%%

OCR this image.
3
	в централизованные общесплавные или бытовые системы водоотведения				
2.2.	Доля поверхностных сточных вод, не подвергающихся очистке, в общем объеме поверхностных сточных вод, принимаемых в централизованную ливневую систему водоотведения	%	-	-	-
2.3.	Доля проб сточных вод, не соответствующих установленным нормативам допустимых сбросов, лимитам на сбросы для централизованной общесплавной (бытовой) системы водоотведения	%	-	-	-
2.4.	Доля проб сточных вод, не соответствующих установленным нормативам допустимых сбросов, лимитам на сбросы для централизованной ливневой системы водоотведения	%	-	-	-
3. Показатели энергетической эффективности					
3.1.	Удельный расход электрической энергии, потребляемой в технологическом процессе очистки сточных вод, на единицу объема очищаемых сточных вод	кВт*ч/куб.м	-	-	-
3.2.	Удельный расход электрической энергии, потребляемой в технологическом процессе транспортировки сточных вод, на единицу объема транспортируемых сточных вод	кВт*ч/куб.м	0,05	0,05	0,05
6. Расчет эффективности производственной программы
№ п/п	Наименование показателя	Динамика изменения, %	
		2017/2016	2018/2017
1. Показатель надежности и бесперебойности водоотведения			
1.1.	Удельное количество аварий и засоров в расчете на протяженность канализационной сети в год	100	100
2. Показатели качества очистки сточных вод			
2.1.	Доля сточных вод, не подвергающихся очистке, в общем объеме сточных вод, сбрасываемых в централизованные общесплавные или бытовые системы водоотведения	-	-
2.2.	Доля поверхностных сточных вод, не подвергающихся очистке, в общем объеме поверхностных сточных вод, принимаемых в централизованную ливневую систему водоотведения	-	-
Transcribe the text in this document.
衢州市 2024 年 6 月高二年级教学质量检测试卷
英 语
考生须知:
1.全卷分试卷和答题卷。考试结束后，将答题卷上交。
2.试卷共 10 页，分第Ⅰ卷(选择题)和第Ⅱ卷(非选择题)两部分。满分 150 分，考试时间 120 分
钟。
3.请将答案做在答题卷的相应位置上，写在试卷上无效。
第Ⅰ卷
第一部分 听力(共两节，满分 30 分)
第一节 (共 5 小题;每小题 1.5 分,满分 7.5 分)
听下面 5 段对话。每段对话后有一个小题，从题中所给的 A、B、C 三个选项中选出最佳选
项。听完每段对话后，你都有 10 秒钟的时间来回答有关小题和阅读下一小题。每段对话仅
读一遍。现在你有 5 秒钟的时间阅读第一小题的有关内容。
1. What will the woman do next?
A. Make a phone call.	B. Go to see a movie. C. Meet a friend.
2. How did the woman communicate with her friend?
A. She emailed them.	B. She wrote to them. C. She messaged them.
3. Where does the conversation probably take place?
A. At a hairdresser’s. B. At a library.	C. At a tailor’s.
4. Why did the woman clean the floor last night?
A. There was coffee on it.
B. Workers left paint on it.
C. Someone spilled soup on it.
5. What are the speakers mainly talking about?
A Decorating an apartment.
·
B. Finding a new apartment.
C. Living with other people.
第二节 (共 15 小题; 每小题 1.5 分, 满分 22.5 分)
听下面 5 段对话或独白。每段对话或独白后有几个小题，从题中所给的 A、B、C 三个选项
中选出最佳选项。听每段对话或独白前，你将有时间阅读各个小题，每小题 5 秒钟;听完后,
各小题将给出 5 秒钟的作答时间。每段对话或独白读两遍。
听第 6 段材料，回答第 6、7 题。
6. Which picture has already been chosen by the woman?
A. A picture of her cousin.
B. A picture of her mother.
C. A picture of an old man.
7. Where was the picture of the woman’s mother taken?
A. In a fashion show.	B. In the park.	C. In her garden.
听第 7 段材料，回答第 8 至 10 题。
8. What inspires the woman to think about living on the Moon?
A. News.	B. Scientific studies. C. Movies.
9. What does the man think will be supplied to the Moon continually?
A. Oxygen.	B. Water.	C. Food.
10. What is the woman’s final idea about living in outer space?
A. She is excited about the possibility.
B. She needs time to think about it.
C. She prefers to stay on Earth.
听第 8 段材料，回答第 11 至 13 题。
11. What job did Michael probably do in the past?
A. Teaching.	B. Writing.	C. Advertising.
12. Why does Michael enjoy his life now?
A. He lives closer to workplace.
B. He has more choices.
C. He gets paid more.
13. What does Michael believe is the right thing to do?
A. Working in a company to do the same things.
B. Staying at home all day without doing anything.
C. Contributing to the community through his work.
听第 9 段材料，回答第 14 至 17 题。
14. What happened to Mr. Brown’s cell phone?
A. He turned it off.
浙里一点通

%%

_AIM OF THE EXERCISE_
Nothing should be changed: write out all of the data as is.

_EXERCISE ANSWER_
OCR this image.
3
	в централизованные общесплавные или бытовые системы водоотведения				
2.2.	Доля поверхностных сточных вод, не подвергающихся очистке, в общем объеме поверхностных сточных вод, принимаемых в централизованную ливневую систему водоотведения	%	-	-	-
2.3.	Доля проб сточных вод, не соответствующих установленным нормативам допустимых сбросов, лимитам на сбросы для централизованной общесплавной (бытовой) системы водоотведения	%	-	-	-
2.4.	Доля проб сточных вод, не соответствующих установленным нормативам допустимых сбросов, лимитам на сбросы для централизованной ливневой системы водоотведения	%	-	-	-
3. Показатели энергетической эффективности					
3.1.	Удельный расход электрической энергии, потребляемой в технологическом процессе очистки сточных вод, на единицу объема очищаемых сточных вод	кВт*ч/куб.м	-	-	-
3.2.	Удельный расход электрической энергии, потребляемой в технологическом процессе транспортировки сточных вод, на единицу объема транспортируемых сточных вод	кВт*ч/куб.м	0,05	0,05	0,05
6. Расчет эффективности производственной программы
№ п/п	Наименование показателя	Динамика изменения, %	
		2017/2016	2018/2017
1. Показатель надежности и бесперебойности водоотведения			
1.1.	Удельное количество аварий и засоров в расчете на протяженность канализационной сети в год	100	100
2. Показатели качества очистки сточных вод			
2.1.	Доля сточных вод, не подвергающихся очистке, в общем объеме сточных вод, сбрасываемых в централизованные общесплавные или бытовые системы водоотведения	-	-
2.2.	Доля поверхностных сточных вод, не подвергающихся очистке, в общем объеме поверхностных сточных вод, принимаемых в централизованную ливневую систему водоотведения	-	-
Transcribe the text in this document.
衢州市 2024 年 6 月高二年级教学质量检测试卷
英 语
考生须知:
1.全卷分试卷和答题卷。考试结束后，将答题卷上交。
2.试卷共 10 页，分第Ⅰ卷(选择题)和第Ⅱ卷(非选择题)两部分。满分 150 分，考试时间 120 分
钟。
3.请将答案做在答题卷的相应位置上，写在试卷上无效。
第Ⅰ卷
第一部分 听力(共两节，满分 30 分)
第一节 (共 5 小题;每小题 1.5 分,满分 7.5 分)
听下面 5 段对话。每段对话后有一个小题，从题中所给的 A、B、C 三个选项中选出最佳选
项。听完每段对话后，你都有 10 秒钟的时间来回答有关小题和阅读下一小题。每段对话仅
读一遍。现在你有 5 秒钟的时间阅读第一小题的有关内容。
1. What will the woman do next?
A. Make a phone call.	B. Go to see a movie. C. Meet a friend.
2. How did the woman communicate with her friend?
A. She emailed them.	B. She wrote to them. C. She messaged them.
3. Where does the conversation probably take place?
A. At a hairdresser’s. B. At a library.	C. At a tailor’s.
4. Why did the woman clean the floor last night?
A. There was coffee on it.
B. Workers left paint on it.
C. Someone spilled soup on it.
5. What are the speakers mainly talking about?
A Decorating an apartment.
·
B. Finding a new apartment.
C. Living with other people.
第二节 (共 15 小题; 每小题 1.5 分, 满分 22.5 分)
听下面 5 段对话或独白。每段对话或独白后有几个小题，从题中所给的 A、B、C 三个选项
中选出最佳选项。听每段对话或独白前，你将有时间阅读各个小题，每小题 5 秒钟;听完后,
各小题将给出 5 秒钟的作答时间。每段对话或独白读两遍。
听第 6 段材料，回答第 6、7 题。
6. Which picture has already been chosen by the woman?
A. A picture of her cousin.
B. A picture of her mother.
C. A picture of an old man.
7. Where was the picture of the woman’s mother taken?
A. In a fashion show.	B. In the park.	C. In her garden.
听第 7 段材料，回答第 8 至 10 题。
8. What inspires the woman to think about living on the Moon?
A. News.	B. Scientific studies. C. Movies.
9. What does the man think will be supplied to the Moon continually?
A. Oxygen.	B. Water.	C. Food.
10. What is the woman’s final idea about living in outer space?
A. She is excited about the possibility.
B. She needs time to think about it.
C. She prefers to stay on Earth.
听第 8 段材料，回答第 11 至 13 题。
11. What job did Michael probably do in the past?
A. Teaching.	B. Writing.	C. Advertising.
12. Why does Michael enjoy his life now?
A. He lives closer to workplace.
B. He has more choices.
C. He gets paid more.
13. What does Michael believe is the right thing to do?
A. Working in a company to do the same things.
B. Staying at home all day without doing anything.
C. Contributing to the community through his work.
听第 9 段材料，回答第 14 至 17 题。
14. What happened to Mr. Brown’s cell phone?
A. He turned it off.
浙里一点通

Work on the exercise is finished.